Chart and figure data:
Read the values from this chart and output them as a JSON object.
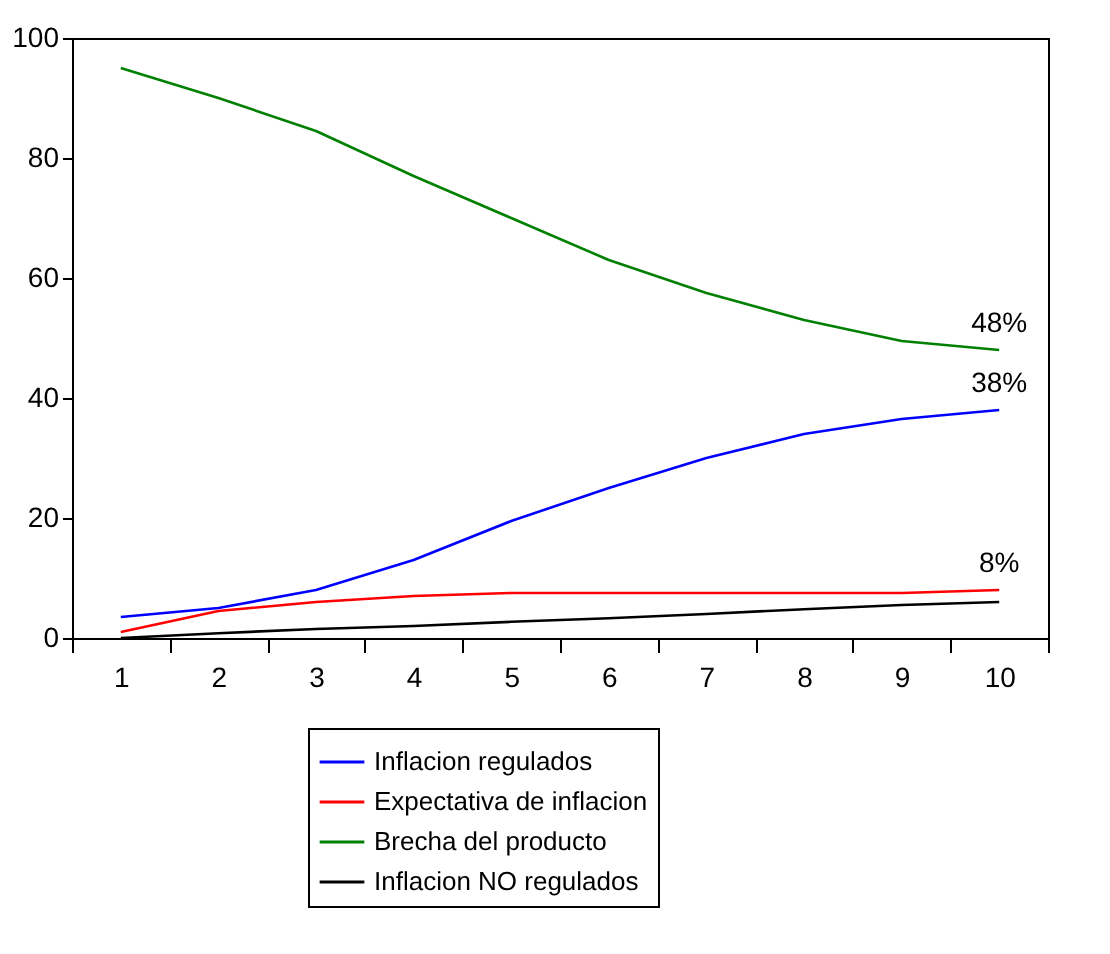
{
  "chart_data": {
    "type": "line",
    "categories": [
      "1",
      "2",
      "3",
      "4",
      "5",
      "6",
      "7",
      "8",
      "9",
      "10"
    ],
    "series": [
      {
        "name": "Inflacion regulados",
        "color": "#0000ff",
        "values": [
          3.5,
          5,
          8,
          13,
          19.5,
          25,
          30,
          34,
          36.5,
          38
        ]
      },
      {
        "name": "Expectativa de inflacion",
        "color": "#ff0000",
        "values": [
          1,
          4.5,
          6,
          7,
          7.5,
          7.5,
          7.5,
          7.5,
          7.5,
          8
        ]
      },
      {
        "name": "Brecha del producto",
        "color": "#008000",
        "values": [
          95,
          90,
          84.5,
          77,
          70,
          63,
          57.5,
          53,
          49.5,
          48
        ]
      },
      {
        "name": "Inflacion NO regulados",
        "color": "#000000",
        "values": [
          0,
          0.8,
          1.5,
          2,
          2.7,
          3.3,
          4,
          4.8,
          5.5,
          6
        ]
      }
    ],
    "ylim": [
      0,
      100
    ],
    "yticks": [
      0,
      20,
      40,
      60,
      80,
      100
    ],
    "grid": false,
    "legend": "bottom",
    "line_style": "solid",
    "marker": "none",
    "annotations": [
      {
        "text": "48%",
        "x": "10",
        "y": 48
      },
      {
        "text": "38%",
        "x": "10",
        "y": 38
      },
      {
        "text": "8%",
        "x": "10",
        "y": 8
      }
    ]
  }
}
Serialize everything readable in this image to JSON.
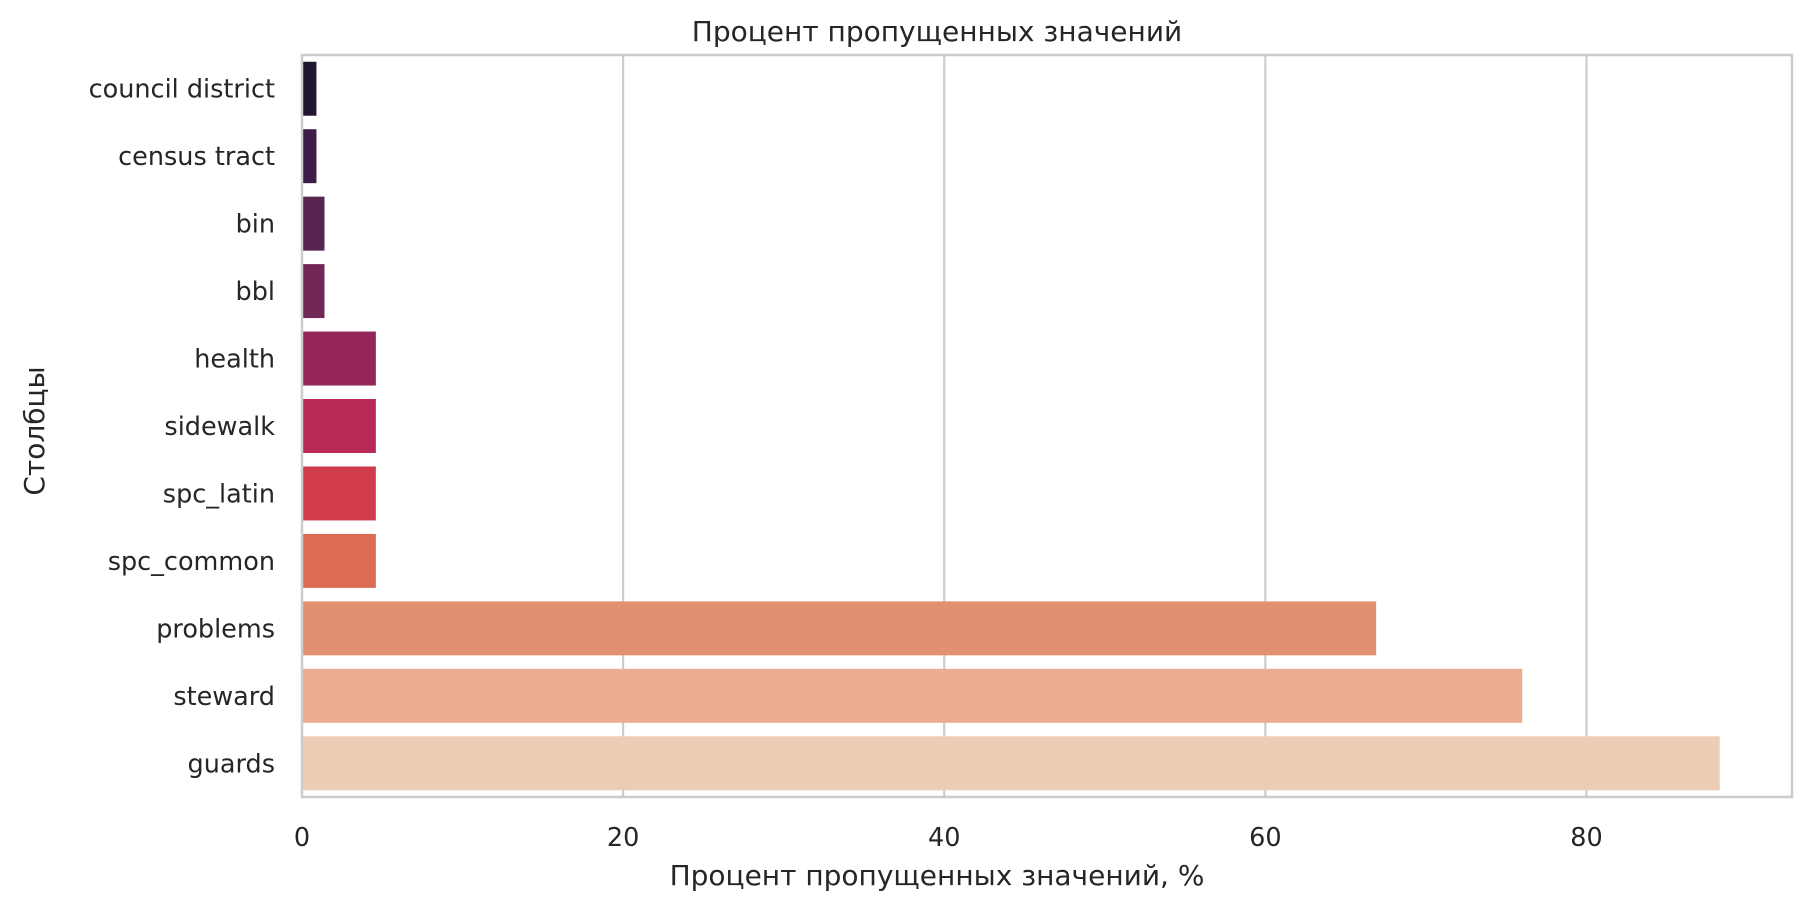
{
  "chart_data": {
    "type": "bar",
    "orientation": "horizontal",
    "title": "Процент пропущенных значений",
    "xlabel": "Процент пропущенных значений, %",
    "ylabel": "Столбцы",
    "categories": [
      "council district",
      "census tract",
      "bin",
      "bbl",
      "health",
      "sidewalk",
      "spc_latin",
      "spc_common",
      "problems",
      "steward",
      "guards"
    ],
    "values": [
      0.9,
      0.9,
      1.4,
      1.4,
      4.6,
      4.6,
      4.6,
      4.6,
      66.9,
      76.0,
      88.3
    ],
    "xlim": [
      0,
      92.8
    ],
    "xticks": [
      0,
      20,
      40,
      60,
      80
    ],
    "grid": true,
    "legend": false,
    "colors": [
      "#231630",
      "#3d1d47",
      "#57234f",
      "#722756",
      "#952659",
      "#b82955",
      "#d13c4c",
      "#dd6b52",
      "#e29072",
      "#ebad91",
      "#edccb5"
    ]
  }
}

==

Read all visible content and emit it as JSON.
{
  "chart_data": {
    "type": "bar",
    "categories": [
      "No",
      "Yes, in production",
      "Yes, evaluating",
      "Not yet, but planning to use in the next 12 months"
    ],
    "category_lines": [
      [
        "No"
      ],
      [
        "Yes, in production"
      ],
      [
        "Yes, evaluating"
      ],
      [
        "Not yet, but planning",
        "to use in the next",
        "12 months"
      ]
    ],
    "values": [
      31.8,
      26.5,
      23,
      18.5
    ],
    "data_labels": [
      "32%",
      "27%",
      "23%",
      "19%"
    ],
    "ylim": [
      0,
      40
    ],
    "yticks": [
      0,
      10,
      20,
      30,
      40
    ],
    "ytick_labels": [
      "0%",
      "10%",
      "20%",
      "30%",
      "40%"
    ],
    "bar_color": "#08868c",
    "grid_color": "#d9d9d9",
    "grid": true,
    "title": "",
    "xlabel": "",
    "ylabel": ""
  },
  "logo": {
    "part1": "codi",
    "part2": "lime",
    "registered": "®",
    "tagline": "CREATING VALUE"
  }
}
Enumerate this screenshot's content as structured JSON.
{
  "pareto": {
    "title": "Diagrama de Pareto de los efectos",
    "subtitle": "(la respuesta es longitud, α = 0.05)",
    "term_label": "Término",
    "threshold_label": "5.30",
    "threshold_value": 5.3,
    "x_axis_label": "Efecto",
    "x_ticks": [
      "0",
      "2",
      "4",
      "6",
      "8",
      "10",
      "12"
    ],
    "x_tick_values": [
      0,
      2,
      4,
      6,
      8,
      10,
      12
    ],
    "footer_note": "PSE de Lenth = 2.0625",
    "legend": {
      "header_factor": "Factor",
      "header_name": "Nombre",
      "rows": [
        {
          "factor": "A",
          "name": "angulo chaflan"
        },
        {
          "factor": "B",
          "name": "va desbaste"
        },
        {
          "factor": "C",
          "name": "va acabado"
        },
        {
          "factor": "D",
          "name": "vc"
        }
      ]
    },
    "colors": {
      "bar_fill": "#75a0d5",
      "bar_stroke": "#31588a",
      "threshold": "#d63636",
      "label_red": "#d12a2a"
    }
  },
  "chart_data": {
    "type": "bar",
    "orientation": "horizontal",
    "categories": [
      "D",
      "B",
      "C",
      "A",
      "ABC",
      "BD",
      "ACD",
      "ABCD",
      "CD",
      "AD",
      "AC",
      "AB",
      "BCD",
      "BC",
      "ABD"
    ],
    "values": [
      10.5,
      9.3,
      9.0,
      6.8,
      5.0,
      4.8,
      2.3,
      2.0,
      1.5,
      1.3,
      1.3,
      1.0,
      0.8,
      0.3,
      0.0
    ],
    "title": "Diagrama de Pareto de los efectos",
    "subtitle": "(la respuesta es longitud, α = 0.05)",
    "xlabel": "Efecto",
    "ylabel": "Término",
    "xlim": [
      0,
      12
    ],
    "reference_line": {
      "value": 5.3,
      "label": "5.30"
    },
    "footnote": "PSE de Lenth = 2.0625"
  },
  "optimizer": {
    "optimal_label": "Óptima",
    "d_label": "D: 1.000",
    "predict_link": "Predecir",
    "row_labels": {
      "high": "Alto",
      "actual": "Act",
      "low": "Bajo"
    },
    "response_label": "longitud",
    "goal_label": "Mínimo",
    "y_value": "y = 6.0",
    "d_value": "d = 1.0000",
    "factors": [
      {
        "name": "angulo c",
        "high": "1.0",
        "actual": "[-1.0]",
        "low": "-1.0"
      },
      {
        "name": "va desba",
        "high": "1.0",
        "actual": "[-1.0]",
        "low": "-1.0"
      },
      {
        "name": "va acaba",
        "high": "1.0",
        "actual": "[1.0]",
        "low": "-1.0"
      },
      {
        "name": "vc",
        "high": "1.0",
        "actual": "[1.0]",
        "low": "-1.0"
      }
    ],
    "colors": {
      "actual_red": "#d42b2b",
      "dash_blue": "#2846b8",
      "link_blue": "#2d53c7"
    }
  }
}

Written instruction – For this exercise, gather every line of the data that contains the word "planning".

Task result –
      "Not yet, but planning to use in the next 12 months"
        "Not yet, but planning",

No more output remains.